[Stated task] Without the images, write out the whole listing exactly.

[Task data]
.....

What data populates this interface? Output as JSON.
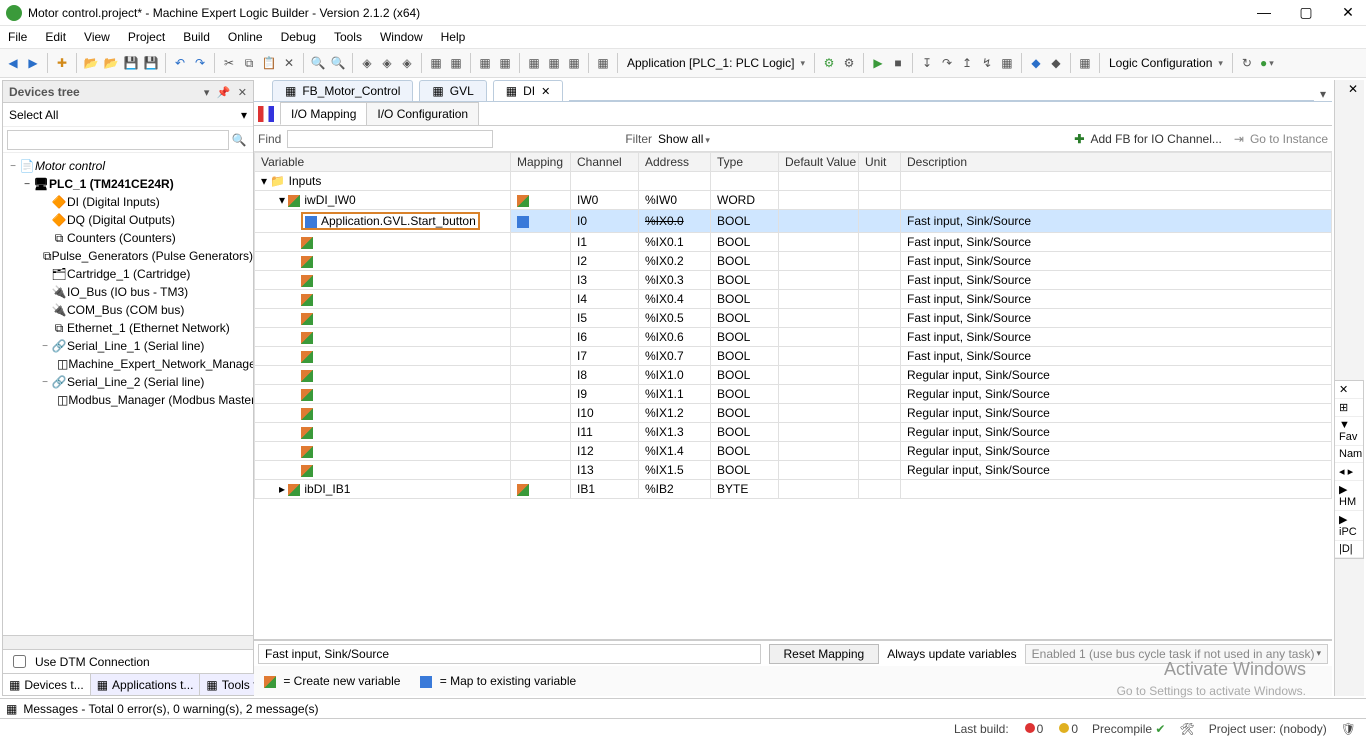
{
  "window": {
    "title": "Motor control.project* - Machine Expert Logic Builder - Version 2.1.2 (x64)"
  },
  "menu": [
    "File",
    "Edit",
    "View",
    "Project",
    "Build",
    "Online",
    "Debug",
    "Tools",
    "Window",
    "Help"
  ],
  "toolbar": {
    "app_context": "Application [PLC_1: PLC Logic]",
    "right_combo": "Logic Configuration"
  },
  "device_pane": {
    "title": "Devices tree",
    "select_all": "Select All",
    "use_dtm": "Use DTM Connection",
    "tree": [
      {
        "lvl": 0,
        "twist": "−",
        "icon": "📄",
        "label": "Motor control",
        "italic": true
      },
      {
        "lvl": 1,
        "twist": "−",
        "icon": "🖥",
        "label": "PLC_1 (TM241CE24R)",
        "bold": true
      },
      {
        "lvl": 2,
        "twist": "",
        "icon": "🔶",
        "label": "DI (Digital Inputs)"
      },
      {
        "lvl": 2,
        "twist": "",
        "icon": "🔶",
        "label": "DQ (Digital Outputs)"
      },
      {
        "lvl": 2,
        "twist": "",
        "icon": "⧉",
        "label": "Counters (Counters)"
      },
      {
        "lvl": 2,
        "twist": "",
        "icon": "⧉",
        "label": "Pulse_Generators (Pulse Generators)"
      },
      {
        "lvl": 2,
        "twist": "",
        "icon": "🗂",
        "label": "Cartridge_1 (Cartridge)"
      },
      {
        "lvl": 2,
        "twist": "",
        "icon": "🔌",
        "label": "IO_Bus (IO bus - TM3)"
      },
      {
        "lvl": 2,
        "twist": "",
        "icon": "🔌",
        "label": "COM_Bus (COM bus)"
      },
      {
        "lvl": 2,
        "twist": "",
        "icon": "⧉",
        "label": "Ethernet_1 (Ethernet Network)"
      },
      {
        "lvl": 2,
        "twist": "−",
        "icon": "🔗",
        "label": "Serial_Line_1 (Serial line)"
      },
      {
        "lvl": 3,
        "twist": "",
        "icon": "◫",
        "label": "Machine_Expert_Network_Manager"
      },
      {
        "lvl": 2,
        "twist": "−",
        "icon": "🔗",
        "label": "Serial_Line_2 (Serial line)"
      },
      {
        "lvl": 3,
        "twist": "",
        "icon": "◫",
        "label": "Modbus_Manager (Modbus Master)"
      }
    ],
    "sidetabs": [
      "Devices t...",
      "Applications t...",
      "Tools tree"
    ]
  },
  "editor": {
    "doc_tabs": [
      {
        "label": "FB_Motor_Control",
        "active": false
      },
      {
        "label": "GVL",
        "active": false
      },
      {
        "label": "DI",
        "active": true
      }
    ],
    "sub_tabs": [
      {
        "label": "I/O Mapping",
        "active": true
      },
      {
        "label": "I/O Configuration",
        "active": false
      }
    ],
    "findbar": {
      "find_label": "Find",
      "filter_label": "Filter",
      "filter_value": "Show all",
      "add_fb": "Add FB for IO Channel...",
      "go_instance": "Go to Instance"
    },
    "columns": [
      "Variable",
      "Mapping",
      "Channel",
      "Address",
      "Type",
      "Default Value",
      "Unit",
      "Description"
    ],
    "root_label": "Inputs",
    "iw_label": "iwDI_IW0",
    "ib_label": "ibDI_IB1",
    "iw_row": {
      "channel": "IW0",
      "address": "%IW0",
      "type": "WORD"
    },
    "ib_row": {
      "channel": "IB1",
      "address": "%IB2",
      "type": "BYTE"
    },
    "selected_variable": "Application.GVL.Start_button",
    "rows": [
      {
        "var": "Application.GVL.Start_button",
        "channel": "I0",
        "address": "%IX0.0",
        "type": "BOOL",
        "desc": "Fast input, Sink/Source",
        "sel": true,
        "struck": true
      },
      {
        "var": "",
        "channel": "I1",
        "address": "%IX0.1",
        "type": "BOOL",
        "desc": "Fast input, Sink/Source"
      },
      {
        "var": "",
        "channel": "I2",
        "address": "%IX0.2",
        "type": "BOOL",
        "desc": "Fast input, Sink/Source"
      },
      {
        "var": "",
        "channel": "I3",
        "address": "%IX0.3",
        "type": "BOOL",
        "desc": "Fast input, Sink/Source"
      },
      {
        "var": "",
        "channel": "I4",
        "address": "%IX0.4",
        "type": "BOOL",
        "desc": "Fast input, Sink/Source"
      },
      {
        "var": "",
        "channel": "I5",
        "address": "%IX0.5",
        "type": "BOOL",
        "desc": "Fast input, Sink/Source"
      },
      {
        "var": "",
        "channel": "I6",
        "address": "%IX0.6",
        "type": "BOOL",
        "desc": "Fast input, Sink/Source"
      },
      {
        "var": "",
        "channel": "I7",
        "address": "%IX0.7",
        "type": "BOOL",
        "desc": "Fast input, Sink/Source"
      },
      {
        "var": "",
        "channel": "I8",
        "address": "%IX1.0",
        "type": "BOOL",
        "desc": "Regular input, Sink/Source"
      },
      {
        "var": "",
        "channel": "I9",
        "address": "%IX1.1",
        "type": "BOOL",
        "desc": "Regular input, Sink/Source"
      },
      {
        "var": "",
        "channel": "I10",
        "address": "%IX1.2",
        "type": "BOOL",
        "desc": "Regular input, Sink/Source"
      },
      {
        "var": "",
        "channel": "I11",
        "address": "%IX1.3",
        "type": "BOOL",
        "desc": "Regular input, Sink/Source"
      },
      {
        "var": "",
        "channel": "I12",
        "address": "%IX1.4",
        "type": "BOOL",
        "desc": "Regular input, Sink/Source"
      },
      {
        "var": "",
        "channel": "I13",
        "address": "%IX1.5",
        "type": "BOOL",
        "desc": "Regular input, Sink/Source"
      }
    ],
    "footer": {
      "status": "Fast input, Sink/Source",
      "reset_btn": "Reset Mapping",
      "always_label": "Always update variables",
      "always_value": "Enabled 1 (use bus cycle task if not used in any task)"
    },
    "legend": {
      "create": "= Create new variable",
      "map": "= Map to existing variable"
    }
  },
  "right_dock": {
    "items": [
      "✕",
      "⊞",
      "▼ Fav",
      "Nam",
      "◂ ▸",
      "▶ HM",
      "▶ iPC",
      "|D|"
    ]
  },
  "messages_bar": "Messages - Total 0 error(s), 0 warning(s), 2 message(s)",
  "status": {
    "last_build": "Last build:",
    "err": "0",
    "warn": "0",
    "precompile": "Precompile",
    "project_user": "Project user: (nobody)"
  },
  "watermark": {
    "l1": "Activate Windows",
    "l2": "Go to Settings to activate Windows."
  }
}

.....

[Response to this task]
What data populates this interface? Output as JSON.
{
  "window": {
    "title": "Motor control.project* - Machine Expert Logic Builder - Version 2.1.2 (x64)"
  },
  "menu": [
    "File",
    "Edit",
    "View",
    "Project",
    "Build",
    "Online",
    "Debug",
    "Tools",
    "Window",
    "Help"
  ],
  "toolbar": {
    "app_context": "Application [PLC_1: PLC Logic]",
    "right_combo": "Logic Configuration"
  },
  "device_pane": {
    "title": "Devices tree",
    "select_all": "Select All",
    "use_dtm": "Use DTM Connection",
    "tree": [
      {
        "lvl": 0,
        "twist": "−",
        "icon": "📄",
        "label": "Motor control",
        "italic": true
      },
      {
        "lvl": 1,
        "twist": "−",
        "icon": "🖥",
        "label": "PLC_1 (TM241CE24R)",
        "bold": true
      },
      {
        "lvl": 2,
        "twist": "",
        "icon": "🔶",
        "label": "DI (Digital Inputs)"
      },
      {
        "lvl": 2,
        "twist": "",
        "icon": "🔶",
        "label": "DQ (Digital Outputs)"
      },
      {
        "lvl": 2,
        "twist": "",
        "icon": "⧉",
        "label": "Counters (Counters)"
      },
      {
        "lvl": 2,
        "twist": "",
        "icon": "⧉",
        "label": "Pulse_Generators (Pulse Generators)"
      },
      {
        "lvl": 2,
        "twist": "",
        "icon": "🗂",
        "label": "Cartridge_1 (Cartridge)"
      },
      {
        "lvl": 2,
        "twist": "",
        "icon": "🔌",
        "label": "IO_Bus (IO bus - TM3)"
      },
      {
        "lvl": 2,
        "twist": "",
        "icon": "🔌",
        "label": "COM_Bus (COM bus)"
      },
      {
        "lvl": 2,
        "twist": "",
        "icon": "⧉",
        "label": "Ethernet_1 (Ethernet Network)"
      },
      {
        "lvl": 2,
        "twist": "−",
        "icon": "🔗",
        "label": "Serial_Line_1 (Serial line)"
      },
      {
        "lvl": 3,
        "twist": "",
        "icon": "◫",
        "label": "Machine_Expert_Network_Manager"
      },
      {
        "lvl": 2,
        "twist": "−",
        "icon": "🔗",
        "label": "Serial_Line_2 (Serial line)"
      },
      {
        "lvl": 3,
        "twist": "",
        "icon": "◫",
        "label": "Modbus_Manager (Modbus Master)"
      }
    ],
    "sidetabs": [
      "Devices t...",
      "Applications t...",
      "Tools tree"
    ]
  },
  "editor": {
    "doc_tabs": [
      {
        "label": "FB_Motor_Control",
        "active": false
      },
      {
        "label": "GVL",
        "active": false
      },
      {
        "label": "DI",
        "active": true
      }
    ],
    "sub_tabs": [
      {
        "label": "I/O Mapping",
        "active": true
      },
      {
        "label": "I/O Configuration",
        "active": false
      }
    ],
    "findbar": {
      "find_label": "Find",
      "filter_label": "Filter",
      "filter_value": "Show all",
      "add_fb": "Add FB for IO Channel...",
      "go_instance": "Go to Instance"
    },
    "columns": [
      "Variable",
      "Mapping",
      "Channel",
      "Address",
      "Type",
      "Default Value",
      "Unit",
      "Description"
    ],
    "root_label": "Inputs",
    "iw_label": "iwDI_IW0",
    "ib_label": "ibDI_IB1",
    "iw_row": {
      "channel": "IW0",
      "address": "%IW0",
      "type": "WORD"
    },
    "ib_row": {
      "channel": "IB1",
      "address": "%IB2",
      "type": "BYTE"
    },
    "selected_variable": "Application.GVL.Start_button",
    "rows": [
      {
        "var": "Application.GVL.Start_button",
        "channel": "I0",
        "address": "%IX0.0",
        "type": "BOOL",
        "desc": "Fast input, Sink/Source",
        "sel": true,
        "struck": true
      },
      {
        "var": "",
        "channel": "I1",
        "address": "%IX0.1",
        "type": "BOOL",
        "desc": "Fast input, Sink/Source"
      },
      {
        "var": "",
        "channel": "I2",
        "address": "%IX0.2",
        "type": "BOOL",
        "desc": "Fast input, Sink/Source"
      },
      {
        "var": "",
        "channel": "I3",
        "address": "%IX0.3",
        "type": "BOOL",
        "desc": "Fast input, Sink/Source"
      },
      {
        "var": "",
        "channel": "I4",
        "address": "%IX0.4",
        "type": "BOOL",
        "desc": "Fast input, Sink/Source"
      },
      {
        "var": "",
        "channel": "I5",
        "address": "%IX0.5",
        "type": "BOOL",
        "desc": "Fast input, Sink/Source"
      },
      {
        "var": "",
        "channel": "I6",
        "address": "%IX0.6",
        "type": "BOOL",
        "desc": "Fast input, Sink/Source"
      },
      {
        "var": "",
        "channel": "I7",
        "address": "%IX0.7",
        "type": "BOOL",
        "desc": "Fast input, Sink/Source"
      },
      {
        "var": "",
        "channel": "I8",
        "address": "%IX1.0",
        "type": "BOOL",
        "desc": "Regular input, Sink/Source"
      },
      {
        "var": "",
        "channel": "I9",
        "address": "%IX1.1",
        "type": "BOOL",
        "desc": "Regular input, Sink/Source"
      },
      {
        "var": "",
        "channel": "I10",
        "address": "%IX1.2",
        "type": "BOOL",
        "desc": "Regular input, Sink/Source"
      },
      {
        "var": "",
        "channel": "I11",
        "address": "%IX1.3",
        "type": "BOOL",
        "desc": "Regular input, Sink/Source"
      },
      {
        "var": "",
        "channel": "I12",
        "address": "%IX1.4",
        "type": "BOOL",
        "desc": "Regular input, Sink/Source"
      },
      {
        "var": "",
        "channel": "I13",
        "address": "%IX1.5",
        "type": "BOOL",
        "desc": "Regular input, Sink/Source"
      }
    ],
    "footer": {
      "status": "Fast input, Sink/Source",
      "reset_btn": "Reset Mapping",
      "always_label": "Always update variables",
      "always_value": "Enabled 1 (use bus cycle task if not used in any task)"
    },
    "legend": {
      "create": "= Create new variable",
      "map": "= Map to existing variable"
    }
  },
  "right_dock": {
    "items": [
      "✕",
      "⊞",
      "▼ Fav",
      "Nam",
      "◂ ▸",
      "▶ HM",
      "▶ iPC",
      "|D|"
    ]
  },
  "messages_bar": "Messages - Total 0 error(s), 0 warning(s), 2 message(s)",
  "status": {
    "last_build": "Last build:",
    "err": "0",
    "warn": "0",
    "precompile": "Precompile",
    "project_user": "Project user: (nobody)"
  },
  "watermark": {
    "l1": "Activate Windows",
    "l2": "Go to Settings to activate Windows."
  }
}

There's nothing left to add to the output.